- **What the exercise asks**:
Omit the pictures from the entries below and retype everything else exactly.

- **Listing**:
::::

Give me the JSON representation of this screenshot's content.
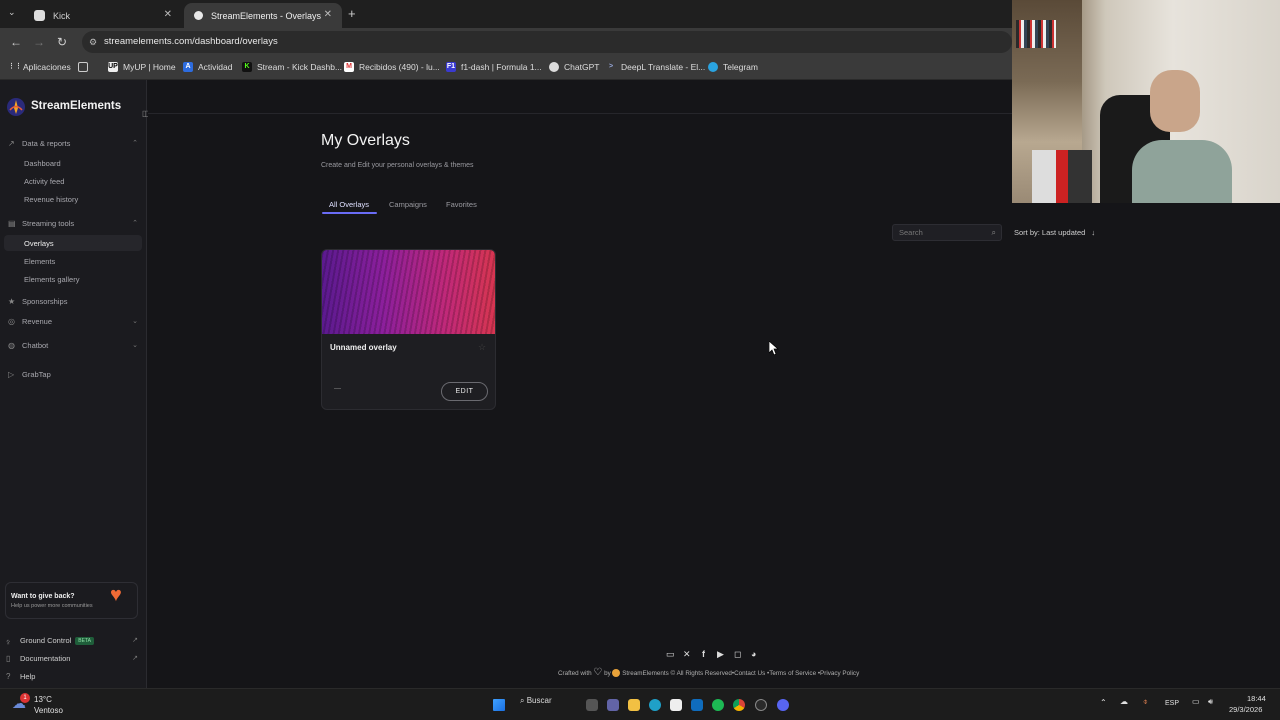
{
  "browser": {
    "tabs": [
      {
        "label": "Kick"
      },
      {
        "label": "StreamElements - Overlays"
      }
    ],
    "url": "streamelements.com/dashboard/overlays",
    "bookmarks": [
      {
        "label": "Aplicaciones"
      },
      {
        "label": "MyUP | Home"
      },
      {
        "label": "Actividad"
      },
      {
        "label": "Stream - Kick Dashb..."
      },
      {
        "label": "Recibidos (490) - lu..."
      },
      {
        "label": "f1-dash | Formula 1..."
      },
      {
        "label": "ChatGPT"
      },
      {
        "label": "DeepL Translate - El..."
      },
      {
        "label": "Telegram"
      }
    ]
  },
  "sidebar": {
    "brand": "StreamElements",
    "sections": {
      "data_reports": "Data & reports",
      "dashboard": "Dashboard",
      "activity_feed": "Activity feed",
      "revenue_history": "Revenue history",
      "streaming_tools": "Streaming tools",
      "overlays": "Overlays",
      "elements": "Elements",
      "elements_gallery": "Elements gallery",
      "sponsorships": "Sponsorships",
      "revenue": "Revenue",
      "chatbot": "Chatbot",
      "grabtap": "GrabTap"
    },
    "giveback": {
      "title": "Want to give back?",
      "subtitle": "Help us power more communities"
    },
    "footer_links": {
      "ground_control": "Ground Control",
      "beta": "BETA",
      "documentation": "Documentation",
      "help": "Help"
    }
  },
  "main": {
    "title": "My Overlays",
    "subtitle": "Create and Edit your personal overlays & themes",
    "tabs": [
      {
        "label": "All Overlays"
      },
      {
        "label": "Campaigns"
      },
      {
        "label": "Favorites"
      }
    ],
    "search_placeholder": "Search",
    "sort_label": "Sort by: Last updated",
    "card": {
      "name": "Unnamed overlay",
      "edit_label": "EDIT",
      "dash": "—"
    }
  },
  "footer": {
    "crafted": "Crafted with",
    "by": "by",
    "brand": "StreamElements",
    "rights": "© All Rights Reserved",
    "contact": "•Contact Us",
    "terms": "•Terms of Service",
    "privacy": "•Privacy Policy"
  },
  "taskbar": {
    "weather_temp": "13°C",
    "weather_desc": "Ventoso",
    "search": "Buscar",
    "lang": "ESP",
    "time": "18:44",
    "date": "29/3/2026",
    "notif": "1"
  }
}
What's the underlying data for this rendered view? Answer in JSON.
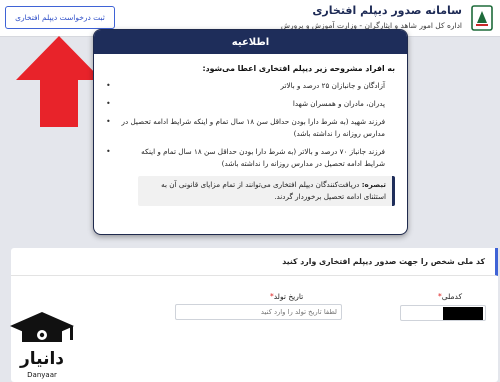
{
  "header": {
    "title": "سامانه صدور دیپلم افتخاری",
    "subtitle": "اداره کل امور شاهد و ایثارگران - وزارت آموزش و پرورش",
    "request_button": "ثبت درخواست دیپلم افتخاری"
  },
  "modal": {
    "title": "اطلاعیه",
    "heading": "به افراد مشروحه زیر دیپلم افتخاری اعطا می‌شود:",
    "items": [
      "آزادگان و جانبازان ۲۵ درصد و بالاتر",
      "پدران، مادران و همسران شهدا",
      "فرزند شهید (به شرط دارا بودن حداقل سن ۱۸ سال تمام و اینکه شرایط ادامه تحصیل در مدارس روزانه را نداشته باشد)",
      "فرزند جانباز ۷۰ درصد و بالاتر (به شرط دارا بودن حداقل سن ۱۸ سال تمام و اینکه شرایط ادامه تحصیل در مدارس روزانه را نداشته باشد)"
    ],
    "note_label": "تبصره:",
    "note_text": "دریافت‌کنندگان دیپلم افتخاری می‌توانند از تمام مزایای قانونی آن به استثنای ادامه تحصیل برخوردار گردند."
  },
  "form": {
    "title": "کد ملی شخص را جهت صدور دیپلم افتخاری وارد کنید",
    "national_code_label": "کدملی",
    "birth_date_label": "تاریخ تولد",
    "birth_date_placeholder": "لطفا تاریخ تولد را وارد کنید",
    "required_mark": "*"
  },
  "watermark": {
    "text": "دانیار",
    "latin": "Danyaar"
  },
  "colors": {
    "navy": "#1e2d5a",
    "accent_blue": "#3f63d6",
    "arrow_red": "#e8232a"
  }
}
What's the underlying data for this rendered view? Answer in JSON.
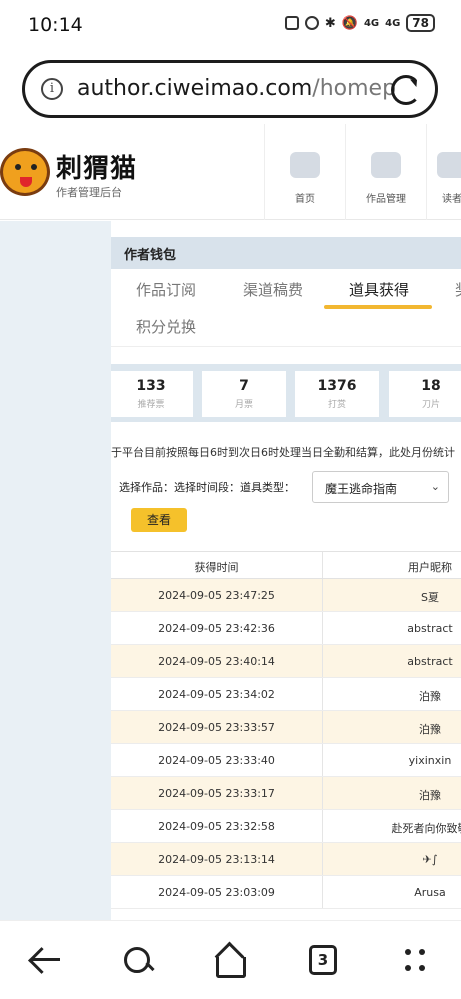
{
  "status_bar": {
    "time": "10:14",
    "signal_1": "4G",
    "signal_2": "4G",
    "battery": "78"
  },
  "browser": {
    "url_main": "author.ciweimao.com",
    "url_rest": "/homep",
    "icons": [
      "info-icon",
      "reload-icon"
    ]
  },
  "site_header": {
    "logo_title": "刺猬猫",
    "logo_subtitle": "作者管理后台",
    "nav": [
      {
        "label": "首页",
        "icon": "home-icon"
      },
      {
        "label": "作品管理",
        "icon": "book-icon"
      },
      {
        "label": "读者",
        "icon": "reader-icon"
      }
    ]
  },
  "wallet": {
    "title": "作者钱包",
    "tabs": [
      {
        "label": "作品订阅"
      },
      {
        "label": "渠道稿费"
      },
      {
        "label": "道具获得",
        "active": true
      },
      {
        "label": "奖"
      },
      {
        "label": "积分兑换"
      }
    ],
    "stats": [
      {
        "value": "133",
        "label": "推荐票"
      },
      {
        "value": "7",
        "label": "月票"
      },
      {
        "value": "1376",
        "label": "打赏"
      },
      {
        "value": "18",
        "label": "刀片"
      }
    ],
    "notice": "于平台目前按照每日6时到次日6时处理当日全勤和结算，此处月份统计",
    "filter": {
      "label": "选择作品：选择时间段：道具类型：",
      "select_value": "魔王逃命指南",
      "button": "查看"
    },
    "table": {
      "headers": [
        "获得时间",
        "用户昵称"
      ],
      "rows": [
        {
          "time": "2024-09-05 23:47:25",
          "user": "S夏"
        },
        {
          "time": "2024-09-05 23:42:36",
          "user": "abstract"
        },
        {
          "time": "2024-09-05 23:40:14",
          "user": "abstract"
        },
        {
          "time": "2024-09-05 23:34:02",
          "user": "泊豫"
        },
        {
          "time": "2024-09-05 23:33:57",
          "user": "泊豫"
        },
        {
          "time": "2024-09-05 23:33:40",
          "user": "yixinxin"
        },
        {
          "time": "2024-09-05 23:33:17",
          "user": "泊豫"
        },
        {
          "time": "2024-09-05 23:32:58",
          "user": "赴死者向你致敬"
        },
        {
          "time": "2024-09-05 23:13:14",
          "user": "✈∫"
        },
        {
          "time": "2024-09-05 23:03:09",
          "user": "Arusa"
        }
      ]
    }
  },
  "bottom_nav": {
    "tab_count": "3",
    "icons": [
      "back-icon",
      "search-icon",
      "home-icon",
      "tabs-icon",
      "menu-icon"
    ]
  },
  "colors": {
    "accent": "#f5c12b",
    "tab_underline": "#f2b731",
    "row_highlight": "#fdf5e4",
    "sidebar_bg": "#e9f0f5",
    "header_bg": "#d8e2eb"
  }
}
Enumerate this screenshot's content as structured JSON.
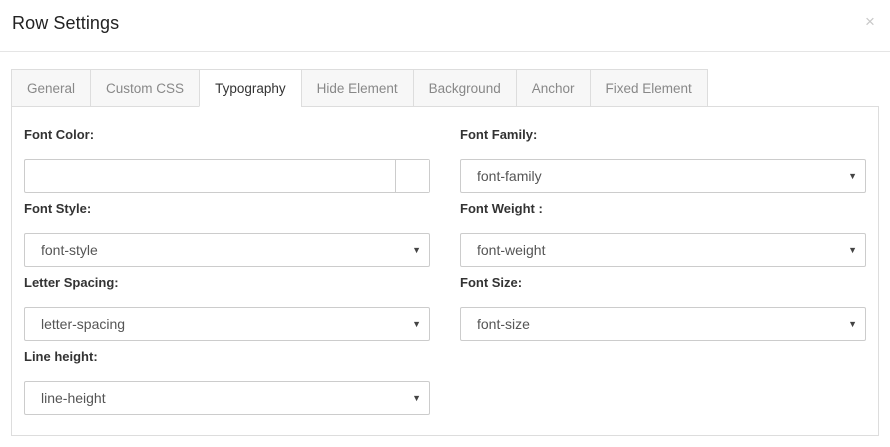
{
  "dialog": {
    "title": "Row Settings",
    "close_label": "×"
  },
  "tabs": [
    {
      "label": "General",
      "active": false
    },
    {
      "label": "Custom CSS",
      "active": false
    },
    {
      "label": "Typography",
      "active": true
    },
    {
      "label": "Hide Element",
      "active": false
    },
    {
      "label": "Background",
      "active": false
    },
    {
      "label": "Anchor",
      "active": false
    },
    {
      "label": "Fixed Element",
      "active": false
    }
  ],
  "typography": {
    "font_color": {
      "label": "Font Color:",
      "value": ""
    },
    "font_family": {
      "label": "Font Family:",
      "value": "font-family"
    },
    "font_style": {
      "label": "Font Style:",
      "value": "font-style"
    },
    "font_weight": {
      "label": "Font Weight :",
      "value": "font-weight"
    },
    "letter_spacing": {
      "label": "Letter Spacing:",
      "value": "letter-spacing"
    },
    "font_size": {
      "label": "Font Size:",
      "value": "font-size"
    },
    "line_height": {
      "label": "Line height:",
      "value": "line-height"
    }
  },
  "icons": {
    "dropdown_arrow": "▼",
    "close": "×"
  }
}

::::

- **Solution for this task**:
Give me the JSON representation of this screenshot's content.
{
  "browser": {
    "tabs": [
      {
        "label": "Kick"
      },
      {
        "label": "StreamElements - Overlays"
      }
    ],
    "url": "streamelements.com/dashboard/overlays",
    "bookmarks": [
      {
        "label": "Aplicaciones"
      },
      {
        "label": "MyUP | Home"
      },
      {
        "label": "Actividad"
      },
      {
        "label": "Stream - Kick Dashb..."
      },
      {
        "label": "Recibidos (490) - lu..."
      },
      {
        "label": "f1-dash | Formula 1..."
      },
      {
        "label": "ChatGPT"
      },
      {
        "label": "DeepL Translate - El..."
      },
      {
        "label": "Telegram"
      }
    ]
  },
  "sidebar": {
    "brand": "StreamElements",
    "sections": {
      "data_reports": "Data & reports",
      "dashboard": "Dashboard",
      "activity_feed": "Activity feed",
      "revenue_history": "Revenue history",
      "streaming_tools": "Streaming tools",
      "overlays": "Overlays",
      "elements": "Elements",
      "elements_gallery": "Elements gallery",
      "sponsorships": "Sponsorships",
      "revenue": "Revenue",
      "chatbot": "Chatbot",
      "grabtap": "GrabTap"
    },
    "giveback": {
      "title": "Want to give back?",
      "subtitle": "Help us power more communities"
    },
    "footer_links": {
      "ground_control": "Ground Control",
      "beta": "BETA",
      "documentation": "Documentation",
      "help": "Help"
    }
  },
  "main": {
    "title": "My Overlays",
    "subtitle": "Create and Edit your personal overlays & themes",
    "tabs": [
      {
        "label": "All Overlays"
      },
      {
        "label": "Campaigns"
      },
      {
        "label": "Favorites"
      }
    ],
    "search_placeholder": "Search",
    "sort_label": "Sort by: Last updated",
    "card": {
      "name": "Unnamed overlay",
      "edit_label": "EDIT",
      "dash": "—"
    }
  },
  "footer": {
    "crafted": "Crafted with",
    "by": "by",
    "brand": "StreamElements",
    "rights": "© All Rights Reserved",
    "contact": "•Contact Us",
    "terms": "•Terms of Service",
    "privacy": "•Privacy Policy"
  },
  "taskbar": {
    "weather_temp": "13°C",
    "weather_desc": "Ventoso",
    "search": "Buscar",
    "lang": "ESP",
    "time": "18:44",
    "date": "29/3/2026",
    "notif": "1"
  }
}
What's the underlying data for this rendered view? Answer in JSON.
{
  "header": {
    "title": "سامانه صدور دیپلم افتخاری",
    "subtitle": "اداره کل امور شاهد و ایثارگران - وزارت آموزش و پرورش",
    "request_button": "ثبت درخواست دیپلم افتخاری"
  },
  "modal": {
    "title": "اطلاعیه",
    "heading": "به افراد مشروحه زیر دیپلم افتخاری اعطا می‌شود:",
    "items": [
      "آزادگان و جانبازان ۲۵ درصد و بالاتر",
      "پدران، مادران و همسران شهدا",
      "فرزند شهید (به شرط دارا بودن حداقل سن ۱۸ سال تمام و اینکه شرایط ادامه تحصیل در مدارس روزانه را نداشته باشد)",
      "فرزند جانباز ۷۰ درصد و بالاتر (به شرط دارا بودن حداقل سن ۱۸ سال تمام و اینکه شرایط ادامه تحصیل در مدارس روزانه را نداشته باشد)"
    ],
    "note_label": "تبصره:",
    "note_text": "دریافت‌کنندگان دیپلم افتخاری می‌توانند از تمام مزایای قانونی آن به استثنای ادامه تحصیل برخوردار گردند."
  },
  "form": {
    "title": "کد ملی شخص را جهت صدور دیپلم افتخاری وارد کنید",
    "national_code_label": "کدملی",
    "birth_date_label": "تاریخ تولد",
    "birth_date_placeholder": "لطفا تاریخ تولد را وارد کنید",
    "required_mark": "*"
  },
  "watermark": {
    "text": "دانیار",
    "latin": "Danyaar"
  },
  "colors": {
    "navy": "#1e2d5a",
    "accent_blue": "#3f63d6",
    "arrow_red": "#e8232a"
  }
}
What's the underlying data for this rendered view? Answer in JSON.
{
  "status_bar": {
    "time": "10:14",
    "signal_1": "4G",
    "signal_2": "4G",
    "battery": "78"
  },
  "browser": {
    "url_main": "author.ciweimao.com",
    "url_rest": "/homep",
    "icons": [
      "info-icon",
      "reload-icon"
    ]
  },
  "site_header": {
    "logo_title": "刺猬猫",
    "logo_subtitle": "作者管理后台",
    "nav": [
      {
        "label": "首页",
        "icon": "home-icon"
      },
      {
        "label": "作品管理",
        "icon": "book-icon"
      },
      {
        "label": "读者",
        "icon": "reader-icon"
      }
    ]
  },
  "wallet": {
    "title": "作者钱包",
    "tabs": [
      {
        "label": "作品订阅"
      },
      {
        "label": "渠道稿费"
      },
      {
        "label": "道具获得",
        "active": true
      },
      {
        "label": "奖"
      },
      {
        "label": "积分兑换"
      }
    ],
    "stats": [
      {
        "value": "133",
        "label": "推荐票"
      },
      {
        "value": "7",
        "label": "月票"
      },
      {
        "value": "1376",
        "label": "打赏"
      },
      {
        "value": "18",
        "label": "刀片"
      }
    ],
    "notice": "于平台目前按照每日6时到次日6时处理当日全勤和结算，此处月份统计",
    "filter": {
      "label": "选择作品：选择时间段：道具类型：",
      "select_value": "魔王逃命指南",
      "button": "查看"
    },
    "table": {
      "headers": [
        "获得时间",
        "用户昵称"
      ],
      "rows": [
        {
          "time": "2024-09-05 23:47:25",
          "user": "S夏"
        },
        {
          "time": "2024-09-05 23:42:36",
          "user": "abstract"
        },
        {
          "time": "2024-09-05 23:40:14",
          "user": "abstract"
        },
        {
          "time": "2024-09-05 23:34:02",
          "user": "泊豫"
        },
        {
          "time": "2024-09-05 23:33:57",
          "user": "泊豫"
        },
        {
          "time": "2024-09-05 23:33:40",
          "user": "yixinxin"
        },
        {
          "time": "2024-09-05 23:33:17",
          "user": "泊豫"
        },
        {
          "time": "2024-09-05 23:32:58",
          "user": "赴死者向你致敬"
        },
        {
          "time": "2024-09-05 23:13:14",
          "user": "✈∫"
        },
        {
          "time": "2024-09-05 23:03:09",
          "user": "Arusa"
        }
      ]
    }
  },
  "bottom_nav": {
    "tab_count": "3",
    "icons": [
      "back-icon",
      "search-icon",
      "home-icon",
      "tabs-icon",
      "menu-icon"
    ]
  },
  "colors": {
    "accent": "#f5c12b",
    "tab_underline": "#f2b731",
    "row_highlight": "#fdf5e4",
    "sidebar_bg": "#e9f0f5",
    "header_bg": "#d8e2eb"
  }
}
Enumerate this screenshot's content as structured JSON.
{
  "dialog": {
    "title": "Row Settings",
    "close_label": "×"
  },
  "tabs": [
    {
      "label": "General",
      "active": false
    },
    {
      "label": "Custom CSS",
      "active": false
    },
    {
      "label": "Typography",
      "active": true
    },
    {
      "label": "Hide Element",
      "active": false
    },
    {
      "label": "Background",
      "active": false
    },
    {
      "label": "Anchor",
      "active": false
    },
    {
      "label": "Fixed Element",
      "active": false
    }
  ],
  "typography": {
    "font_color": {
      "label": "Font Color:",
      "value": ""
    },
    "font_family": {
      "label": "Font Family:",
      "value": "font-family"
    },
    "font_style": {
      "label": "Font Style:",
      "value": "font-style"
    },
    "font_weight": {
      "label": "Font Weight :",
      "value": "font-weight"
    },
    "letter_spacing": {
      "label": "Letter Spacing:",
      "value": "letter-spacing"
    },
    "font_size": {
      "label": "Font Size:",
      "value": "font-size"
    },
    "line_height": {
      "label": "Line height:",
      "value": "line-height"
    }
  },
  "icons": {
    "dropdown_arrow": "▼",
    "close": "×"
  }
}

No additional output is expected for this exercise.